_What you should do:_
Without the pictures, copy all the entries below exactly.
## Start
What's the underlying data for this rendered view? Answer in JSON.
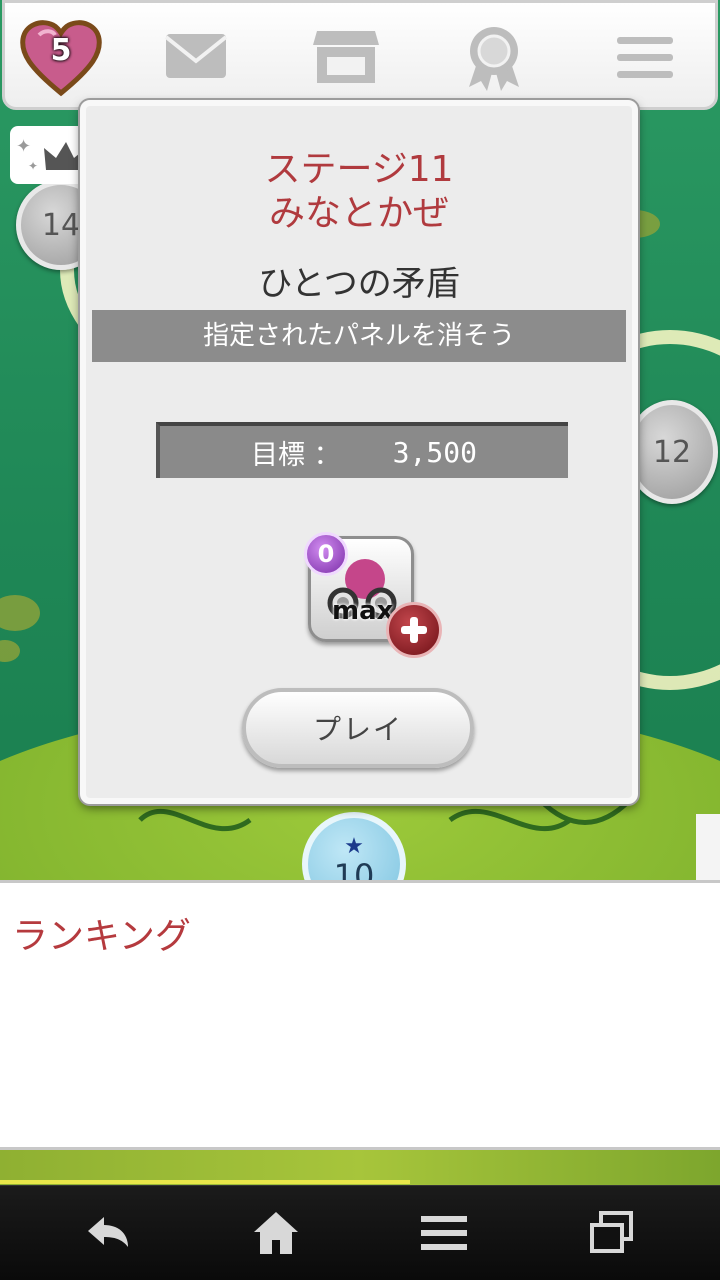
{
  "header": {
    "lives": "5",
    "icons": [
      "heart-icon",
      "mail-icon",
      "shop-icon",
      "award-icon",
      "menu-icon"
    ]
  },
  "map": {
    "nodes": [
      {
        "label": "14",
        "state": "locked"
      },
      {
        "label": "12",
        "state": "locked"
      },
      {
        "label": "10",
        "state": "current"
      }
    ]
  },
  "popup": {
    "stage_number": "ステージ11",
    "stage_name": "みなとかぜ",
    "subtitle": "ひとつの矛盾",
    "mission": "指定されたパネルを消そう",
    "target_label": "目標 ：",
    "target_value": "3,500",
    "item": {
      "count": "0",
      "label": "max"
    },
    "play_label": "プレイ"
  },
  "ranking": {
    "title": "ランキング"
  },
  "navbar": {
    "icons": [
      "back-icon",
      "home-icon",
      "menu-icon",
      "windows-icon"
    ]
  },
  "colors": {
    "accent_red": "#b03a3e",
    "background_green": "#1f8756",
    "popup_bg": "#ececec"
  }
}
## End
_Task result:_
What's the underlying data for this rendered view? Answer in JSON.
{
  "header": {
    "lives": "5",
    "icons": [
      "heart-icon",
      "mail-icon",
      "shop-icon",
      "award-icon",
      "menu-icon"
    ]
  },
  "map": {
    "nodes": [
      {
        "label": "14",
        "state": "locked"
      },
      {
        "label": "12",
        "state": "locked"
      },
      {
        "label": "10",
        "state": "current"
      }
    ]
  },
  "popup": {
    "stage_number": "ステージ11",
    "stage_name": "みなとかぜ",
    "subtitle": "ひとつの矛盾",
    "mission": "指定されたパネルを消そう",
    "target_label": "目標 ：",
    "target_value": "3,500",
    "item": {
      "count": "0",
      "label": "max"
    },
    "play_label": "プレイ"
  },
  "ranking": {
    "title": "ランキング"
  },
  "navbar": {
    "icons": [
      "back-icon",
      "home-icon",
      "menu-icon",
      "windows-icon"
    ]
  },
  "colors": {
    "accent_red": "#b03a3e",
    "background_green": "#1f8756",
    "popup_bg": "#ececec"
  }
}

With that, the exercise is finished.